** DATA SUPPLIED follows **

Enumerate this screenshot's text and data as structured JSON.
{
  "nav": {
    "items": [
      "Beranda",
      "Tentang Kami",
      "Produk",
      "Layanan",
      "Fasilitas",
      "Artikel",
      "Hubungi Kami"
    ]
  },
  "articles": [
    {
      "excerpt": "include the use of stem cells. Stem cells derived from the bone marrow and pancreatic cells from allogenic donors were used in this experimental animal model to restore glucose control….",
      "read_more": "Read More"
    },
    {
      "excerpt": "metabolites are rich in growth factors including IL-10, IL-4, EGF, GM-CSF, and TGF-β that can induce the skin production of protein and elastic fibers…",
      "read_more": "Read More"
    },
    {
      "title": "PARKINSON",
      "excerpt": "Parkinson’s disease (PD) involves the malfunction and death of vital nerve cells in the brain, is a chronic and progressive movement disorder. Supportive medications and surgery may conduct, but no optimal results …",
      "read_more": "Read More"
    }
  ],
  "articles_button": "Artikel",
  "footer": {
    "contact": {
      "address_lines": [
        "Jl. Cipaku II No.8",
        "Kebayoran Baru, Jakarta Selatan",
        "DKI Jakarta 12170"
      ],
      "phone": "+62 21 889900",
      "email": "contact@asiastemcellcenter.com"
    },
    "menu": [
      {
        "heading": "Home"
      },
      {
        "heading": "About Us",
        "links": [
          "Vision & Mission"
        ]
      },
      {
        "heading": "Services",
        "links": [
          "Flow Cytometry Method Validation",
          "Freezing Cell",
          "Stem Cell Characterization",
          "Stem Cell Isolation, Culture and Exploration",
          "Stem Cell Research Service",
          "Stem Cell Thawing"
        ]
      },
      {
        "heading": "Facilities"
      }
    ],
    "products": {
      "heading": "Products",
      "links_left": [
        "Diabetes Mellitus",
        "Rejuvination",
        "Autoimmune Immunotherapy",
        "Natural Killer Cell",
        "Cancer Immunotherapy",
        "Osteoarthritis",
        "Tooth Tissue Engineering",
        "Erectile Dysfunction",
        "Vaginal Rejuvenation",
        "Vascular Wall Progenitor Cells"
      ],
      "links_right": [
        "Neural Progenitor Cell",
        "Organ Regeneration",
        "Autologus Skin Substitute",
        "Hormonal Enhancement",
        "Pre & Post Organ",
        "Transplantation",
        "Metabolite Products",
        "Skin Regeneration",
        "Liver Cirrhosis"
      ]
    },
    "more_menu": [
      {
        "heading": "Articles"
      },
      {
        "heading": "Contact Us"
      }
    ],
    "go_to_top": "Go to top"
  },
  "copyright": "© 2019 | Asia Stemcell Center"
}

** End of DATA SUPPLIED **

TASK ITEM
Reproduce all of the records exactly.

SOLUTION TO THE PROBLEM
Enumerate this screenshot's text and data as structured JSON.
{
  "nav": {
    "items": [
      "Beranda",
      "Tentang Kami",
      "Produk",
      "Layanan",
      "Fasilitas",
      "Artikel",
      "Hubungi Kami"
    ]
  },
  "articles": [
    {
      "excerpt": "include the use of stem cells. Stem cells derived from the bone marrow and pancreatic cells from allogenic donors were used in this experimental animal model to restore glucose control….",
      "read_more": "Read More"
    },
    {
      "excerpt": "metabolites are rich in growth factors including IL-10, IL-4, EGF, GM-CSF, and TGF-β that can induce the skin production of protein and elastic fibers…",
      "read_more": "Read More"
    },
    {
      "title": "PARKINSON",
      "excerpt": "Parkinson’s disease (PD) involves the malfunction and death of vital nerve cells in the brain, is a chronic and progressive movement disorder. Supportive medications and surgery may conduct, but no optimal results …",
      "read_more": "Read More"
    }
  ],
  "articles_button": "Artikel",
  "footer": {
    "contact": {
      "address_lines": [
        "Jl. Cipaku II No.8",
        "Kebayoran Baru, Jakarta Selatan",
        "DKI Jakarta 12170"
      ],
      "phone": "+62 21 889900",
      "email": "contact@asiastemcellcenter.com"
    },
    "menu": [
      {
        "heading": "Home"
      },
      {
        "heading": "About Us",
        "links": [
          "Vision & Mission"
        ]
      },
      {
        "heading": "Services",
        "links": [
          "Flow Cytometry Method Validation",
          "Freezing Cell",
          "Stem Cell Characterization",
          "Stem Cell Isolation, Culture and Exploration",
          "Stem Cell Research Service",
          "Stem Cell Thawing"
        ]
      },
      {
        "heading": "Facilities"
      }
    ],
    "products": {
      "heading": "Products",
      "links_left": [
        "Diabetes Mellitus",
        "Rejuvination",
        "Autoimmune Immunotherapy",
        "Natural Killer Cell",
        "Cancer Immunotherapy",
        "Osteoarthritis",
        "Tooth Tissue Engineering",
        "Erectile Dysfunction",
        "Vaginal Rejuvenation",
        "Vascular Wall Progenitor Cells"
      ],
      "links_right": [
        "Neural Progenitor Cell",
        "Organ Regeneration",
        "Autologus Skin Substitute",
        "Hormonal Enhancement",
        "Pre & Post Organ",
        "Transplantation",
        "Metabolite Products",
        "Skin Regeneration",
        "Liver Cirrhosis"
      ]
    },
    "more_menu": [
      {
        "heading": "Articles"
      },
      {
        "heading": "Contact Us"
      }
    ],
    "go_to_top": "Go to top"
  },
  "copyright": "© 2019 | Asia Stemcell Center"
}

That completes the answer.